Write what comes next in the news report below on B.C. youths mistakenly given the Moderna COVID-19 vaccine, starting after its last sentence.

#### EXCERPTED PASSAGE:
:::::
About a dozen cases confirmed of children receiving vaccine only approved for adults
creeksidevaccinecliniccreditvancouvercoastalhealth (2)
An immunization clinic in the City of Vancouver

B.C.’s top doctor confirmed about a dozen British Columbians under the age of 18 have been mistakenly given the Moderna Inc. COVID-19 vaccine since immunization opened up to children 12 and up earlier this month.

Canadian regulators have only approved the use of the Pfizer Inc. vaccine for those ages 12 and older.

“We don’t believe this is an error that will cause any clinical harm to people,” B.C. provincial health officer Dr. Bonnie Henry said Monday.

“That does not excuse the fact that it should not have happened and that the immunizers certainly need to disclose, which I understand they did, to the parents and to the young people who received the vaccine.”

She said health officials have implemented more processes to make sure the Pfizer and Moderna vaccines are not mixed up at clinics.

Henry added that she expects the Moderna vaccine to be approved for use for children 12 and up “very soon.”

“The National Advisory Committee on Immunization has looked at the interchangeability of the two mRNA vaccines [Pfizer and Moderna] and supports that there's no safety concerns or effectiveness concerns,” she said.

“As much as we can, we will try to make sure everybody gets the same product for their second dose.”

But Henry reiterated that Pfizer is the only vaccine currently approved for use for Canadians as young as 12.
:::::
#### DATA FOR REVIEW:
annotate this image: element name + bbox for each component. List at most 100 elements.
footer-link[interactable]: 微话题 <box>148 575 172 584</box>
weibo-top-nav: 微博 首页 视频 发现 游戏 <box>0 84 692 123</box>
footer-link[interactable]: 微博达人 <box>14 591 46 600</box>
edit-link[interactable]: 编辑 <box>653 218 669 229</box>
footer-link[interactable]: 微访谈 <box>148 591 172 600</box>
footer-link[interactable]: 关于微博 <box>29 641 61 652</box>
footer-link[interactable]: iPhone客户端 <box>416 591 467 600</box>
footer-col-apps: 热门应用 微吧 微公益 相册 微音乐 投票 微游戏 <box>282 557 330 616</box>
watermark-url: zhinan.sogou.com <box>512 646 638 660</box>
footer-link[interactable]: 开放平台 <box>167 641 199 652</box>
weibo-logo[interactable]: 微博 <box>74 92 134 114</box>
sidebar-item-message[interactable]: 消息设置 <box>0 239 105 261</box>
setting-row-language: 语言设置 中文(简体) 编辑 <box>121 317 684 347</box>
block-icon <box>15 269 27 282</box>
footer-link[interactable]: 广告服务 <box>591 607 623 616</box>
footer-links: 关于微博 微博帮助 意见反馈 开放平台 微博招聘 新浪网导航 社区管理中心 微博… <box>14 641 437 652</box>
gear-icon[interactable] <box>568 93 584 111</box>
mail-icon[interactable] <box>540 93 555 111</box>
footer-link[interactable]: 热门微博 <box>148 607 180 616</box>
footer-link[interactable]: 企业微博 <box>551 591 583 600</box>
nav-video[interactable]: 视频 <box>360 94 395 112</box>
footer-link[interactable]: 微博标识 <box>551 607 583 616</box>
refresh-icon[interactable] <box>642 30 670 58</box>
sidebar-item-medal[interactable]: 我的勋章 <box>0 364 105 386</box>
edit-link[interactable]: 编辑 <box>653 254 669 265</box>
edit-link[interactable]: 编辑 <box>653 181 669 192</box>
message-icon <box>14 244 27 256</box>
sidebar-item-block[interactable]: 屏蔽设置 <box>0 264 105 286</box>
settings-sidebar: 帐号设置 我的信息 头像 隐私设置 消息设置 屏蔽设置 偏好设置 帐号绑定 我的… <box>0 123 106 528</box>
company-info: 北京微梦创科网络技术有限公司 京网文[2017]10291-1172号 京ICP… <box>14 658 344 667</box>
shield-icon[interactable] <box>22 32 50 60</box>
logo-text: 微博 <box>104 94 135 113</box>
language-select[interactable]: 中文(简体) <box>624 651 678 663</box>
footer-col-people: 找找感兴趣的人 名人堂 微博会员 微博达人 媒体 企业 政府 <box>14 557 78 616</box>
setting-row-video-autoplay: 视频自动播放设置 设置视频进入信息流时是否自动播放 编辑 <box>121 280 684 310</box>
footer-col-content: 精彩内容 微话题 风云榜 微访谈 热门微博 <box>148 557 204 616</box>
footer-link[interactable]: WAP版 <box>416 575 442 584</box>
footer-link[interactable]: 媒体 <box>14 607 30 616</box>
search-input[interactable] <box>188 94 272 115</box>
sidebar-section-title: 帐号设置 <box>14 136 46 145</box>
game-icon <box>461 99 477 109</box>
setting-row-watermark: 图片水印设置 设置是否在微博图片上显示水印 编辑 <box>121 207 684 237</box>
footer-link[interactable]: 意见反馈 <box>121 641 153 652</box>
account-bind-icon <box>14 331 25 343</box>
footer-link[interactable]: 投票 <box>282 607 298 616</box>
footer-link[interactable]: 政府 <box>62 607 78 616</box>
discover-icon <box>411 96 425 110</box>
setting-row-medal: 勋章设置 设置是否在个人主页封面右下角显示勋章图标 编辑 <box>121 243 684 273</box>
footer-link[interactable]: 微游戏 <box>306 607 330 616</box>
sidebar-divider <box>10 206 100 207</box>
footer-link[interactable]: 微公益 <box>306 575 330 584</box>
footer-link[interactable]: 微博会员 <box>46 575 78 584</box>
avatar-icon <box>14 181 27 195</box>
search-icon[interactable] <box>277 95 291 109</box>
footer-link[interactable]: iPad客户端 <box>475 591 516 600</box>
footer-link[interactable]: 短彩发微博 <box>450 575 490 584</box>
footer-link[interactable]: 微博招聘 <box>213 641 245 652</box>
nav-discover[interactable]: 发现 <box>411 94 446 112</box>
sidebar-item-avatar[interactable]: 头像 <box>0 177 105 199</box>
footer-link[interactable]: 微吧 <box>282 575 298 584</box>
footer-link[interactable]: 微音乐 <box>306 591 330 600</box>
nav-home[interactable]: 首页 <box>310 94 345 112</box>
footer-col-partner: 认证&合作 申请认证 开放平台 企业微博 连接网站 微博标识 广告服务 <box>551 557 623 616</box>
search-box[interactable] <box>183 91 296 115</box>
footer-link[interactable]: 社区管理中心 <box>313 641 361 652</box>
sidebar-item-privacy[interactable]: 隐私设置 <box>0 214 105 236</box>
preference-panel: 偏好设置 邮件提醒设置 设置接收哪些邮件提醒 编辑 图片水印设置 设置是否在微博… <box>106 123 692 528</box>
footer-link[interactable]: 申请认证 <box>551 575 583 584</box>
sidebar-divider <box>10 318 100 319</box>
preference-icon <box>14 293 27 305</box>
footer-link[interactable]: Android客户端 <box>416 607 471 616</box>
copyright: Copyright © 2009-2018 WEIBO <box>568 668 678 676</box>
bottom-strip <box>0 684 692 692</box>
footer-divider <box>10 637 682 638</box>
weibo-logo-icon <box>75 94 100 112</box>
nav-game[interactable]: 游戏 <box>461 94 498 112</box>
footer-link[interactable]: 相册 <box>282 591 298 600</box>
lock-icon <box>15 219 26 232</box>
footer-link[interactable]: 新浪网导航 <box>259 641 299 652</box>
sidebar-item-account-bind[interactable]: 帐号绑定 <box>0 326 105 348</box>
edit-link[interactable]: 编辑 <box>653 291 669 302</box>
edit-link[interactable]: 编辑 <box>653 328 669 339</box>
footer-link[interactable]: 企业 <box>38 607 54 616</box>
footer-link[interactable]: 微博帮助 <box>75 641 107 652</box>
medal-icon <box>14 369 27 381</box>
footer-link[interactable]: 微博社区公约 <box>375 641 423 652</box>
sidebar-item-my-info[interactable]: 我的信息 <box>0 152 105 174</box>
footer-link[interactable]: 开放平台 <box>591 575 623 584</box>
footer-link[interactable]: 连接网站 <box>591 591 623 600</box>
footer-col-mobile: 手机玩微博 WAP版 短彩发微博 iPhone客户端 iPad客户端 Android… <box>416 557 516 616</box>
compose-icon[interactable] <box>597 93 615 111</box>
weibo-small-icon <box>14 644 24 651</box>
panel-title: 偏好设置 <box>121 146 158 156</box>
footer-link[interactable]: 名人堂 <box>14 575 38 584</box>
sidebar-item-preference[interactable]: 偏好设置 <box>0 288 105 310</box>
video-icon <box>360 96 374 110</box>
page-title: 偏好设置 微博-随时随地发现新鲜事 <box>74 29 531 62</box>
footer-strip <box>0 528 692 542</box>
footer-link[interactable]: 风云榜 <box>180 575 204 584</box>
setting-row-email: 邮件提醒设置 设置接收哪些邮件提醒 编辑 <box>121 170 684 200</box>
:::::
#### EXERCISE RESPONSE:
Henry and B.C. Health Minister Adrian Dix are expected to reveal details on Thursday about the province’s plans to allow British Columbians to mix and match COVID-19 vaccines in a bid to get their second doses sooner.

Canada is facing far fewer supplies of the AstraZeneca plc vaccine compared with Moderna and Pfizer.

Henry said early data suggests that those who received the AstraZeneca vaccine first may get a better response by receiving one of the mRNA vaccines as a second dose.

Meanwhile, it remains unclear whether any special dispensation will be given to vaccinated Grade 12 students to celebrate their high school graduation.

Henry said discussions are ongoing between public health officials, school superintendents, parents, teach and student groups about the possibility of more elaborate celebrations as the province’s reopening plans unfold.

Provincial officials will be engaging in a consultation process to prepare for larger indoor and outdoor gatherings with safety protocols in anticipation of Stage 3 of its plan.

The earliest date at which Stage 3 is slated to occur is July 1, mere days before high school graduation for many.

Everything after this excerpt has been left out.